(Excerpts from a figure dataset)

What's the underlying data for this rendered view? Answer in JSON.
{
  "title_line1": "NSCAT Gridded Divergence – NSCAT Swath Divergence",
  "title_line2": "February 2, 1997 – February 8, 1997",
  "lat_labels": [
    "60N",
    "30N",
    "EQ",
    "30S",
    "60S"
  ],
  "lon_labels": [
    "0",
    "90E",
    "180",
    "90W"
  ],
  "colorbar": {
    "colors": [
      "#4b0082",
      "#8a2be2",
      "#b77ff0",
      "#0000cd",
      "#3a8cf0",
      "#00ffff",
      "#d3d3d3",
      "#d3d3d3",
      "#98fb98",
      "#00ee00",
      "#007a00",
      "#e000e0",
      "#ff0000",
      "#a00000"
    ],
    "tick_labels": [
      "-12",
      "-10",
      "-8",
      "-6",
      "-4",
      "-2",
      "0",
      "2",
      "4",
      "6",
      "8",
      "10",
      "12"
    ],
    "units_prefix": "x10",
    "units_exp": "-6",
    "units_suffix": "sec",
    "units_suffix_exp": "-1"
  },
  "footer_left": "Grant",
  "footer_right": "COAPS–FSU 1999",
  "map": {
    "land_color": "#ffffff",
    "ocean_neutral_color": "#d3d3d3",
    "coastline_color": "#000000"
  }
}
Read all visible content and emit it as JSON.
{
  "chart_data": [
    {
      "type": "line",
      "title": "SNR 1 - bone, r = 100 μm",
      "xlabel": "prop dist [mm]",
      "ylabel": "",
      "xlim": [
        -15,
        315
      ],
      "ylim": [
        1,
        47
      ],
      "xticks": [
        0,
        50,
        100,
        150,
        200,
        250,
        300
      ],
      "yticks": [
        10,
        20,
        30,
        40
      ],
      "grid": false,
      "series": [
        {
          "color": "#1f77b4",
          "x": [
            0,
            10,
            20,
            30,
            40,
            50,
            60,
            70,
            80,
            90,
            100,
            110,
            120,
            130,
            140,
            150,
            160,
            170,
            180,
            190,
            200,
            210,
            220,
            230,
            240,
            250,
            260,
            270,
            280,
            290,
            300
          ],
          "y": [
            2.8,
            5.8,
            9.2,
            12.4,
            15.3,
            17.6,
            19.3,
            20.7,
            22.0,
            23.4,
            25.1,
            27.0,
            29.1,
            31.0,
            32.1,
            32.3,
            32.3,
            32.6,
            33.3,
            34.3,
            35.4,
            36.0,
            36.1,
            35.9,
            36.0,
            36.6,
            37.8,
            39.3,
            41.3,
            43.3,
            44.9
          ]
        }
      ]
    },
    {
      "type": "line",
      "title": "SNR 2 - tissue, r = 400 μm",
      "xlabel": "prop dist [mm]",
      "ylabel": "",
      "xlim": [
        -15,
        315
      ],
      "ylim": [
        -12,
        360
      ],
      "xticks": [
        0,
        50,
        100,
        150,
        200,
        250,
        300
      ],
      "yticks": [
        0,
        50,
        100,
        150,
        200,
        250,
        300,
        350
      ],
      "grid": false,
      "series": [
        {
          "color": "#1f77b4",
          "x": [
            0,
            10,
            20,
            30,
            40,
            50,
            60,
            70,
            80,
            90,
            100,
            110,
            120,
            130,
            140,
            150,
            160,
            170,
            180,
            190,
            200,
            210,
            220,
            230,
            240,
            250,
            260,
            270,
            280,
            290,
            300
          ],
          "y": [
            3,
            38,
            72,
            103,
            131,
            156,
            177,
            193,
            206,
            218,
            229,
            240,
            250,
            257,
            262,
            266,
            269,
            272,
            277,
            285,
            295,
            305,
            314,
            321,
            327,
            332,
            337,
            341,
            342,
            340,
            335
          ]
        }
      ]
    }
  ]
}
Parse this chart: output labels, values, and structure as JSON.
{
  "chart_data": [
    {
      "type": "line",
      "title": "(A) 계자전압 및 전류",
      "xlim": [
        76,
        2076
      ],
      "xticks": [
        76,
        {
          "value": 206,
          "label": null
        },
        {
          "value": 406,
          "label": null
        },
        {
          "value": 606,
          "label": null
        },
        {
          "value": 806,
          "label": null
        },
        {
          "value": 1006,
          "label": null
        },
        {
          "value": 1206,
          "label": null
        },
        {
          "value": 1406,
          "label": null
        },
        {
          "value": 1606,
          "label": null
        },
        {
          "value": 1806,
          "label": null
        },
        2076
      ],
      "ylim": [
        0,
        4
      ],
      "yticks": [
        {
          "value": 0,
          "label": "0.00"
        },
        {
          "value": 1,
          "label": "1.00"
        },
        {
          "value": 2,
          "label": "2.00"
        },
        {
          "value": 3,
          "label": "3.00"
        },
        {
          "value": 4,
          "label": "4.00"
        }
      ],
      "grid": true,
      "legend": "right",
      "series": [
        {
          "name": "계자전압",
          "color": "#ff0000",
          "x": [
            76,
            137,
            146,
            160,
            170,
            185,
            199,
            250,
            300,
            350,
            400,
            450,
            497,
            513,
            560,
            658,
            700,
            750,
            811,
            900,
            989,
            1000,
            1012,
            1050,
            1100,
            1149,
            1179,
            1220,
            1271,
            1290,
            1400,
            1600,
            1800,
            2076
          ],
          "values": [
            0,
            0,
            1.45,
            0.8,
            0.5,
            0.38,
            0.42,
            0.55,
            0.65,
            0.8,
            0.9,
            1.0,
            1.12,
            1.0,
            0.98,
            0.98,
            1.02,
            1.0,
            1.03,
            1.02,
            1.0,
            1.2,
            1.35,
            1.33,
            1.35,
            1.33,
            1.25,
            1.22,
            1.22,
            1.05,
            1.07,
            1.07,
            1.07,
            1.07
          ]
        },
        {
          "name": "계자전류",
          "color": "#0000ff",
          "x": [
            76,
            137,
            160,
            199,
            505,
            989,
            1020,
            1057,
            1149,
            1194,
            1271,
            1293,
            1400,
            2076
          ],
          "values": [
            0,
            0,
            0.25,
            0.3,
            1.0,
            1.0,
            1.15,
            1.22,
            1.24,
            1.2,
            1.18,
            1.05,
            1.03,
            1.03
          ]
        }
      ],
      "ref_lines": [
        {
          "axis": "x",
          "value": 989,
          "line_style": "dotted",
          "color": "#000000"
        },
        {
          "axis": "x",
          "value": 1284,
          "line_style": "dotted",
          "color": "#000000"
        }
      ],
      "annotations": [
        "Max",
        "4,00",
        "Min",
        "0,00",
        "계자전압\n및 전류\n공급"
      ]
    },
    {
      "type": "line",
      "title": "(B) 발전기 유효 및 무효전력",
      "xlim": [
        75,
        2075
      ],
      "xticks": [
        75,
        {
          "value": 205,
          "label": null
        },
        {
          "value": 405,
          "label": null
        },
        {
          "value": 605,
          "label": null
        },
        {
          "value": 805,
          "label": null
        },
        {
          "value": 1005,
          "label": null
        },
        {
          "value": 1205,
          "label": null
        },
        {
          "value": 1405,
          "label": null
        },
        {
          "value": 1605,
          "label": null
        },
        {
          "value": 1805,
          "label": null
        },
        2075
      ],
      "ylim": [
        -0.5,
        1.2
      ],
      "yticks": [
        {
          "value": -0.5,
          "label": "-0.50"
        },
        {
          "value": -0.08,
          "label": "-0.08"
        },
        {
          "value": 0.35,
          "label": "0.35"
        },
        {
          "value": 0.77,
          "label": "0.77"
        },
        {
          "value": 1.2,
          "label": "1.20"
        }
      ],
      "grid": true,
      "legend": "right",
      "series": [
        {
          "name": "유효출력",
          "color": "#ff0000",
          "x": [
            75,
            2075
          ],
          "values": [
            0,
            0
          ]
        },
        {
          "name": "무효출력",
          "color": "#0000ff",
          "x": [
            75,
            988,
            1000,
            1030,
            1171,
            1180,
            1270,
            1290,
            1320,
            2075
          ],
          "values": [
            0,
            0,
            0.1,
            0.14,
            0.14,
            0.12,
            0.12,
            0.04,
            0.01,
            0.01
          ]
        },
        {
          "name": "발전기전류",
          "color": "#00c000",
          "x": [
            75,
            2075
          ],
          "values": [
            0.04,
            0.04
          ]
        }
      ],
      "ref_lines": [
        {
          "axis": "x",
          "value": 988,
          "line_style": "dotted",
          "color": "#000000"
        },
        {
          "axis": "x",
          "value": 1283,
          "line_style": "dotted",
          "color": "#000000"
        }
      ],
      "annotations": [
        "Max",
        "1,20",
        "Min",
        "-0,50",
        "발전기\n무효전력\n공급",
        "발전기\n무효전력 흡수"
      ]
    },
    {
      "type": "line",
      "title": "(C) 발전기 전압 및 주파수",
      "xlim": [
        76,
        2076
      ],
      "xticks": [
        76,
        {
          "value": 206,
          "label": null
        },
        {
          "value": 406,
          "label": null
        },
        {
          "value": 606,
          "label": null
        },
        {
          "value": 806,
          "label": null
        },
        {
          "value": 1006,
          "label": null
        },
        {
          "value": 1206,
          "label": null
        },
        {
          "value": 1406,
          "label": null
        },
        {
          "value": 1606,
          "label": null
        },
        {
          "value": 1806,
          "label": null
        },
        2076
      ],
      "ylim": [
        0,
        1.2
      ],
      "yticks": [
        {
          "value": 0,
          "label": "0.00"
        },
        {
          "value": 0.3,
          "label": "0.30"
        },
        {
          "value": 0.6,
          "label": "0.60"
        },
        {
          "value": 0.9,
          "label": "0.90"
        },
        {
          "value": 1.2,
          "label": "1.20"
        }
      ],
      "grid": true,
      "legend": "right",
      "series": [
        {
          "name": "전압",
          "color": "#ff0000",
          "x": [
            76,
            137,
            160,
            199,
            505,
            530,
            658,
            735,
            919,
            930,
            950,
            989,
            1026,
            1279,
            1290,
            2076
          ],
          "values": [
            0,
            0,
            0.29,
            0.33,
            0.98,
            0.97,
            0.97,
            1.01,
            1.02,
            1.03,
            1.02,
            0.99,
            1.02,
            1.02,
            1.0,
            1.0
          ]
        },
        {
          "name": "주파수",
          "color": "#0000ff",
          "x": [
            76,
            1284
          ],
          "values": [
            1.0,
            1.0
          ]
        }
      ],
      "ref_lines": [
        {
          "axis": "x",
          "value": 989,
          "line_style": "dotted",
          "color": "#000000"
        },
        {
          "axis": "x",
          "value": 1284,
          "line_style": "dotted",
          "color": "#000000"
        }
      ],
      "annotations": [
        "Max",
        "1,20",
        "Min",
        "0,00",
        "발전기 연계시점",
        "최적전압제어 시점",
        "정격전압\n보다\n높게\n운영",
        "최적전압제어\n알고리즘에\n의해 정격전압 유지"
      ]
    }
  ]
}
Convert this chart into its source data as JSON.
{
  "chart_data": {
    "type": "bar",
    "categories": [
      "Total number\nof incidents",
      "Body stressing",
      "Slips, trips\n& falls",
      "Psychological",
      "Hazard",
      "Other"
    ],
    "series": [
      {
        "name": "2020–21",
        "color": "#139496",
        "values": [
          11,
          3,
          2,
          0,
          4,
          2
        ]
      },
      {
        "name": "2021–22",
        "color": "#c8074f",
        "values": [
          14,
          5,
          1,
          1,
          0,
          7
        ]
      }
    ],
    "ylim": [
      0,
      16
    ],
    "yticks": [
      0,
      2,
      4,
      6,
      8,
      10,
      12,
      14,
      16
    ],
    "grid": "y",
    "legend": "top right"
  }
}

EXERCISE GOAL –
Where a line of the entries contains the word "this", copy that line.

WRITTEN RESPONSE –
What's the underlying data for this rendered view? Answer in JSON.
Parse this chart: output labels, values, and structure as JSON.
Convert this chart into its source data as JSON.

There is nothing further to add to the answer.